Strip the pictures and reproduce the rest of the listing exactly.

═══ Data excerpts

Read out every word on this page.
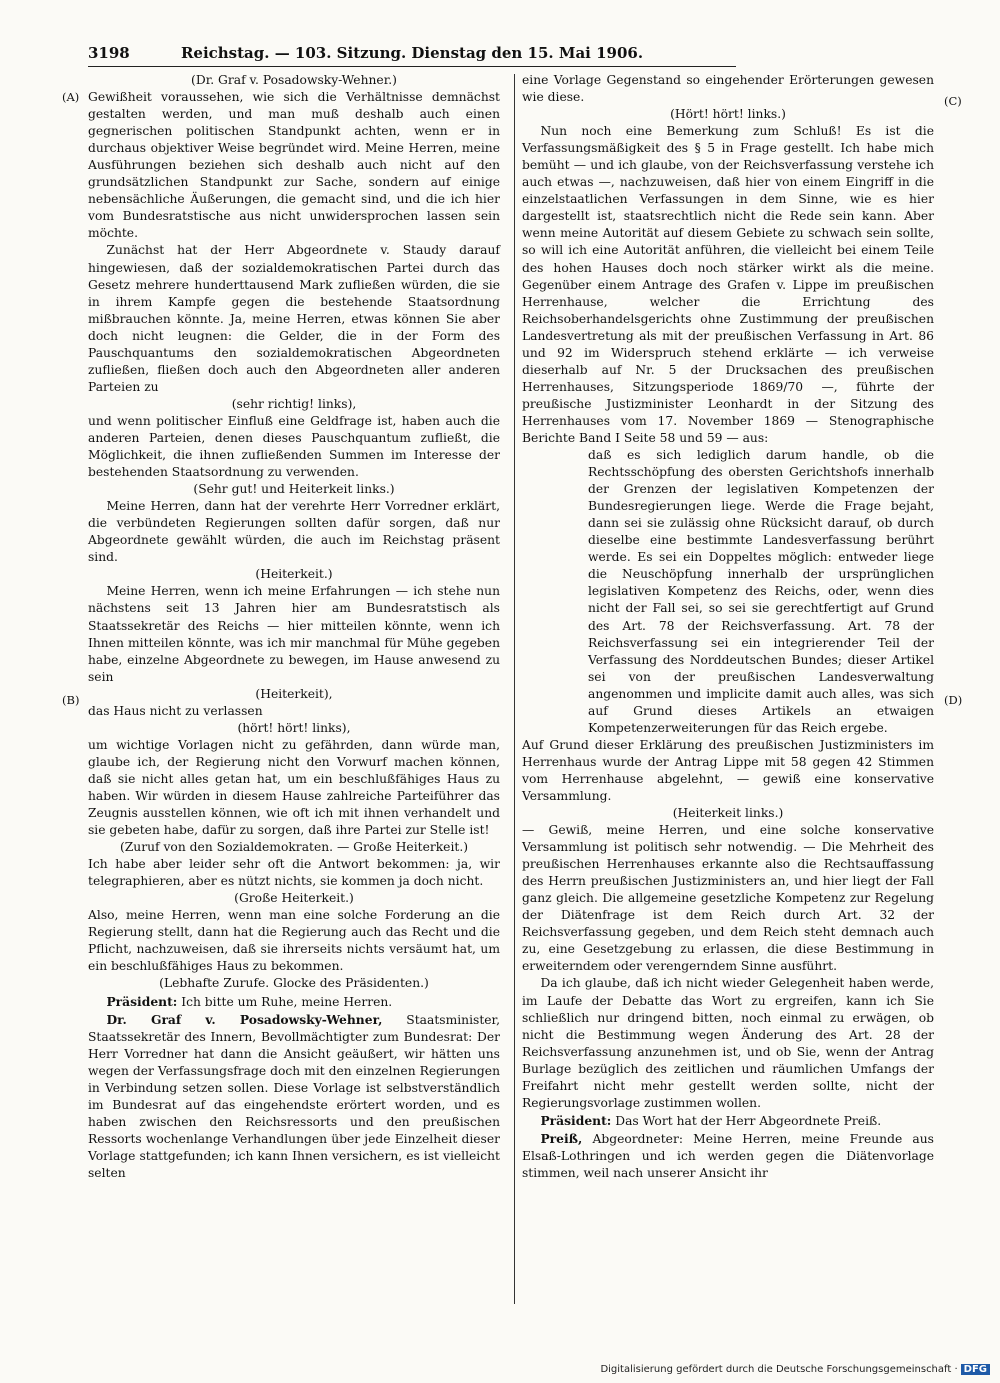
3198	Reichstag. — 103. Sitzung. Dienstag den 15. Mai 1906.
(A)
(B)
(C)
(D)

(Dr. Graf v. Posadowsky-Wehner.)

Gewißheit voraussehen, wie sich die Verhältnisse demnächst gestalten werden, und man muß deshalb auch einen gegnerischen politischen Standpunkt achten, wenn er in durchaus objektiver Weise begründet wird. Meine Herren, meine Ausführungen beziehen sich deshalb auch nicht auf den grundsätzlichen Standpunkt zur Sache, sondern auf einige nebensächliche Äußerungen, die gemacht sind, und die ich hier vom Bundesratstische aus nicht unwidersprochen lassen sein möchte.

Zunächst hat der Herr Abgeordnete v. Staudy darauf hingewiesen, daß der sozialdemokratischen Partei durch das Gesetz mehrere hunderttausend Mark zufließen würden, die sie in ihrem Kampfe gegen die bestehende Staatsordnung mißbrauchen könnte. Ja, meine Herren, etwas können Sie aber doch nicht leugnen: die Gelder, die in der Form des Pauschquantums den sozialdemokratischen Abgeordneten zufließen, fließen doch auch den Abgeordneten aller anderen Parteien zu

(sehr richtig! links),

und wenn politischer Einfluß eine Geldfrage ist, haben auch die anderen Parteien, denen dieses Pauschquantum zufließt, die Möglichkeit, die ihnen zufließenden Summen im Interesse der bestehenden Staatsordnung zu verwenden.

(Sehr gut! und Heiterkeit links.)

Meine Herren, dann hat der verehrte Herr Vorredner erklärt, die verbündeten Regierungen sollten dafür sorgen, daß nur Abgeordnete gewählt würden, die auch im Reichstag präsent sind.

(Heiterkeit.)

Meine Herren, wenn ich meine Erfahrungen — ich stehe nun nächstens seit 13 Jahren hier am Bundesratstisch als Staatssekretär des Reichs — hier mitteilen könnte, wenn ich Ihnen mitteilen könnte, was ich mir manchmal für Mühe gegeben habe, einzelne Abgeordnete zu bewegen, im Hause anwesend zu sein

(Heiterkeit),

das Haus nicht zu verlassen

(hört! hört! links),

um wichtige Vorlagen nicht zu gefährden, dann würde man, glaube ich, der Regierung nicht den Vorwurf machen können, daß sie nicht alles getan hat, um ein beschlußfähiges Haus zu haben. Wir würden in diesem Hause zahlreiche Parteiführer das Zeugnis ausstellen können, wie oft ich mit ihnen verhandelt und sie gebeten habe, dafür zu sorgen, daß ihre Partei zur Stelle ist!

(Zuruf von den Sozialdemokraten. — Große Heiterkeit.)

Ich habe aber leider sehr oft die Antwort bekommen: ja, wir telegraphieren, aber es nützt nichts, sie kommen ja doch nicht.

(Große Heiterkeit.)

Also, meine Herren, wenn man eine solche Forderung an die Regierung stellt, dann hat die Regierung auch das Recht und die Pflicht, nachzuweisen, daß sie ihrerseits nichts versäumt hat, um ein beschlußfähiges Haus zu bekommen.

(Lebhafte Zurufe. Glocke des Präsidenten.)

Präsident: Ich bitte um Ruhe, meine Herren.

Dr. Graf v. Posadowsky-Wehner, Staatsminister, Staatssekretär des Innern, Bevollmächtigter zum Bundesrat: Der Herr Vorredner hat dann die Ansicht geäußert, wir hätten uns wegen der Verfassungsfrage doch mit den einzelnen Regierungen in Verbindung setzen sollen. Diese Vorlage ist selbstverständlich im Bundesrat auf das eingehendste erörtert worden, und es haben zwischen den Reichsressorts und den preußischen Ressorts wochenlange Verhandlungen über jede Einzelheit dieser Vorlage stattgefunden; ich kann Ihnen versichern, es ist vielleicht selten

eine Vorlage Gegenstand so eingehender Erörterungen gewesen wie diese.

(Hört! hört! links.)

Nun noch eine Bemerkung zum Schluß! Es ist die Verfassungsmäßigkeit des § 5 in Frage gestellt. Ich habe mich bemüht — und ich glaube, von der Reichsverfassung verstehe ich auch etwas —, nachzuweisen, daß hier von einem Eingriff in die einzelstaatlichen Verfassungen in dem Sinne, wie es hier dargestellt ist, staatsrechtlich nicht die Rede sein kann. Aber wenn meine Autorität auf diesem Gebiete zu schwach sein sollte, so will ich eine Autorität anführen, die vielleicht bei einem Teile des hohen Hauses doch noch stärker wirkt als die meine. Gegenüber einem Antrage des Grafen v. Lippe im preußischen Herrenhause, welcher die Errichtung des Reichsoberhandelsgerichts ohne Zustimmung der preußischen Landesvertretung als mit der preußischen Verfassung in Art. 86 und 92 im Widerspruch stehend erklärte — ich verweise dieserhalb auf Nr. 5 der Drucksachen des preußischen Herrenhauses, Sitzungsperiode 1869/70 —, führte der preußische Justizminister Leonhardt in der Sitzung des Herrenhauses vom 17. November 1869 — Stenographische Berichte Band I Seite 58 und 59 — aus:

daß es sich lediglich darum handle, ob die Rechtsschöpfung des obersten Gerichtshofs innerhalb der Grenzen der legislativen Kompetenzen der Bundesregierungen liege. Werde die Frage bejaht, dann sei sie zulässig ohne Rücksicht darauf, ob durch dieselbe eine bestimmte Landesverfassung berührt werde. Es sei ein Doppeltes möglich: entweder liege die Neuschöpfung innerhalb der ursprünglichen legislativen Kompetenz des Reichs, oder, wenn dies nicht der Fall sei, so sei sie gerechtfertigt auf Grund des Art. 78 der Reichsverfassung. Art. 78 der Reichsverfassung sei ein integrierender Teil der Verfassung des Norddeutschen Bundes; dieser Artikel sei von der preußischen Landesverwaltung angenommen und implicite damit auch alles, was sich auf Grund dieses Artikels an etwaigen Kompetenzerweiterungen für das Reich ergebe.

Auf Grund dieser Erklärung des preußischen Justizministers im Herrenhaus wurde der Antrag Lippe mit 58 gegen 42 Stimmen vom Herrenhause abgelehnt, — gewiß eine konservative Versammlung.

(Heiterkeit links.)

— Gewiß, meine Herren, und eine solche konservative Versammlung ist politisch sehr notwendig. — Die Mehrheit des preußischen Herrenhauses erkannte also die Rechtsauffassung des Herrn preußischen Justizministers an, und hier liegt der Fall ganz gleich. Die allgemeine gesetzliche Kompetenz zur Regelung der Diätenfrage ist dem Reich durch Art. 32 der Reichsverfassung gegeben, und dem Reich steht demnach auch zu, eine Gesetzgebung zu erlassen, die diese Bestimmung in erweiterndem oder verengerndem Sinne ausführt.

Da ich glaube, daß ich nicht wieder Gelegenheit haben werde, im Laufe der Debatte das Wort zu ergreifen, kann ich Sie schließlich nur dringend bitten, noch einmal zu erwägen, ob nicht die Bestimmung wegen Änderung des Art. 28 der Reichsverfassung anzunehmen ist, und ob Sie, wenn der Antrag Burlage bezüglich des zeitlichen und räumlichen Umfangs der Freifahrt nicht mehr gestellt werden sollte, nicht der Regierungsvorlage zustimmen wollen.

Präsident: Das Wort hat der Herr Abgeordnete Preiß.

Preiß, Abgeordneter: Meine Herren, meine Freunde aus Elsaß-Lothringen und ich werden gegen die Diätenvorlage stimmen, weil nach unserer Ansicht ihr

Digitalisierung gefördert durch die Deutsche Forschungsgemeinschaft · DFG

══════

* [Response area]
Read out every word on this page.
3198	Reichstag. — 103. Sitzung. Dienstag den 15. Mai 1906.
(A)
(B)
(C)
(D)

(Dr. Graf v. Posadowsky-Wehner.)

Gewißheit voraussehen, wie sich die Verhältnisse demnächst gestalten werden, und man muß deshalb auch einen gegnerischen politischen Standpunkt achten, wenn er in durchaus objektiver Weise begründet wird. Meine Herren, meine Ausführungen beziehen sich deshalb auch nicht auf den grundsätzlichen Standpunkt zur Sache, sondern auf einige nebensächliche Äußerungen, die gemacht sind, und die ich hier vom Bundesratstische aus nicht unwidersprochen lassen sein möchte.

Zunächst hat der Herr Abgeordnete v. Staudy darauf hingewiesen, daß der sozialdemokratischen Partei durch das Gesetz mehrere hunderttausend Mark zufließen würden, die sie in ihrem Kampfe gegen die bestehende Staatsordnung mißbrauchen könnte. Ja, meine Herren, etwas können Sie aber doch nicht leugnen: die Gelder, die in der Form des Pauschquantums den sozialdemokratischen Abgeordneten zufließen, fließen doch auch den Abgeordneten aller anderen Parteien zu

(sehr richtig! links),

und wenn politischer Einfluß eine Geldfrage ist, haben auch die anderen Parteien, denen dieses Pauschquantum zufließt, die Möglichkeit, die ihnen zufließenden Summen im Interesse der bestehenden Staatsordnung zu verwenden.

(Sehr gut! und Heiterkeit links.)

Meine Herren, dann hat der verehrte Herr Vorredner erklärt, die verbündeten Regierungen sollten dafür sorgen, daß nur Abgeordnete gewählt würden, die auch im Reichstag präsent sind.

(Heiterkeit.)

Meine Herren, wenn ich meine Erfahrungen — ich stehe nun nächstens seit 13 Jahren hier am Bundesratstisch als Staatssekretär des Reichs — hier mitteilen könnte, wenn ich Ihnen mitteilen könnte, was ich mir manchmal für Mühe gegeben habe, einzelne Abgeordnete zu bewegen, im Hause anwesend zu sein

(Heiterkeit),

das Haus nicht zu verlassen

(hört! hört! links),

um wichtige Vorlagen nicht zu gefährden, dann würde man, glaube ich, der Regierung nicht den Vorwurf machen können, daß sie nicht alles getan hat, um ein beschlußfähiges Haus zu haben. Wir würden in diesem Hause zahlreiche Parteiführer das Zeugnis ausstellen können, wie oft ich mit ihnen verhandelt und sie gebeten habe, dafür zu sorgen, daß ihre Partei zur Stelle ist!

(Zuruf von den Sozialdemokraten. — Große Heiterkeit.)

Ich habe aber leider sehr oft die Antwort bekommen: ja, wir telegraphieren, aber es nützt nichts, sie kommen ja doch nicht.

(Große Heiterkeit.)

Also, meine Herren, wenn man eine solche Forderung an die Regierung stellt, dann hat die Regierung auch das Recht und die Pflicht, nachzuweisen, daß sie ihrerseits nichts versäumt hat, um ein beschlußfähiges Haus zu bekommen.

(Lebhafte Zurufe. Glocke des Präsidenten.)

Präsident: Ich bitte um Ruhe, meine Herren.

Dr. Graf v. Posadowsky-Wehner, Staatsminister, Staatssekretär des Innern, Bevollmächtigter zum Bundesrat: Der Herr Vorredner hat dann die Ansicht geäußert, wir hätten uns wegen der Verfassungsfrage doch mit den einzelnen Regierungen in Verbindung setzen sollen. Diese Vorlage ist selbstverständlich im Bundesrat auf das eingehendste erörtert worden, und es haben zwischen den Reichsressorts und den preußischen Ressorts wochenlange Verhandlungen über jede Einzelheit dieser Vorlage stattgefunden; ich kann Ihnen versichern, es ist vielleicht selten

eine Vorlage Gegenstand so eingehender Erörterungen gewesen wie diese.

(Hört! hört! links.)

Nun noch eine Bemerkung zum Schluß! Es ist die Verfassungsmäßigkeit des § 5 in Frage gestellt. Ich habe mich bemüht — und ich glaube, von der Reichsverfassung verstehe ich auch etwas —, nachzuweisen, daß hier von einem Eingriff in die einzelstaatlichen Verfassungen in dem Sinne, wie es hier dargestellt ist, staatsrechtlich nicht die Rede sein kann. Aber wenn meine Autorität auf diesem Gebiete zu schwach sein sollte, so will ich eine Autorität anführen, die vielleicht bei einem Teile des hohen Hauses doch noch stärker wirkt als die meine. Gegenüber einem Antrage des Grafen v. Lippe im preußischen Herrenhause, welcher die Errichtung des Reichsoberhandelsgerichts ohne Zustimmung der preußischen Landesvertretung als mit der preußischen Verfassung in Art. 86 und 92 im Widerspruch stehend erklärte — ich verweise dieserhalb auf Nr. 5 der Drucksachen des preußischen Herrenhauses, Sitzungsperiode 1869/70 —, führte der preußische Justizminister Leonhardt in der Sitzung des Herrenhauses vom 17. November 1869 — Stenographische Berichte Band I Seite 58 und 59 — aus:

daß es sich lediglich darum handle, ob die Rechtsschöpfung des obersten Gerichtshofs innerhalb der Grenzen der legislativen Kompetenzen der Bundesregierungen liege. Werde die Frage bejaht, dann sei sie zulässig ohne Rücksicht darauf, ob durch dieselbe eine bestimmte Landesverfassung berührt werde. Es sei ein Doppeltes möglich: entweder liege die Neuschöpfung innerhalb der ursprünglichen legislativen Kompetenz des Reichs, oder, wenn dies nicht der Fall sei, so sei sie gerechtfertigt auf Grund des Art. 78 der Reichsverfassung. Art. 78 der Reichsverfassung sei ein integrierender Teil der Verfassung des Norddeutschen Bundes; dieser Artikel sei von der preußischen Landesverwaltung angenommen und implicite damit auch alles, was sich auf Grund dieses Artikels an etwaigen Kompetenzerweiterungen für das Reich ergebe.

Auf Grund dieser Erklärung des preußischen Justizministers im Herrenhaus wurde der Antrag Lippe mit 58 gegen 42 Stimmen vom Herrenhause abgelehnt, — gewiß eine konservative Versammlung.

(Heiterkeit links.)

— Gewiß, meine Herren, und eine solche konservative Versammlung ist politisch sehr notwendig. — Die Mehrheit des preußischen Herrenhauses erkannte also die Rechtsauffassung des Herrn preußischen Justizministers an, und hier liegt der Fall ganz gleich. Die allgemeine gesetzliche Kompetenz zur Regelung der Diätenfrage ist dem Reich durch Art. 32 der Reichsverfassung gegeben, und dem Reich steht demnach auch zu, eine Gesetzgebung zu erlassen, die diese Bestimmung in erweiterndem oder verengerndem Sinne ausführt.

Da ich glaube, daß ich nicht wieder Gelegenheit haben werde, im Laufe der Debatte das Wort zu ergreifen, kann ich Sie schließlich nur dringend bitten, noch einmal zu erwägen, ob nicht die Bestimmung wegen Änderung des Art. 28 der Reichsverfassung anzunehmen ist, und ob Sie, wenn der Antrag Burlage bezüglich des zeitlichen und räumlichen Umfangs der Freifahrt nicht mehr gestellt werden sollte, nicht der Regierungsvorlage zustimmen wollen.

Präsident: Das Wort hat der Herr Abgeordnete Preiß.

Preiß, Abgeordneter: Meine Herren, meine Freunde aus Elsaß-Lothringen und ich werden gegen die Diätenvorlage stimmen, weil nach unserer Ansicht ihr

Digitalisierung gefördert durch die Deutsche Forschungsgemeinschaft · DFG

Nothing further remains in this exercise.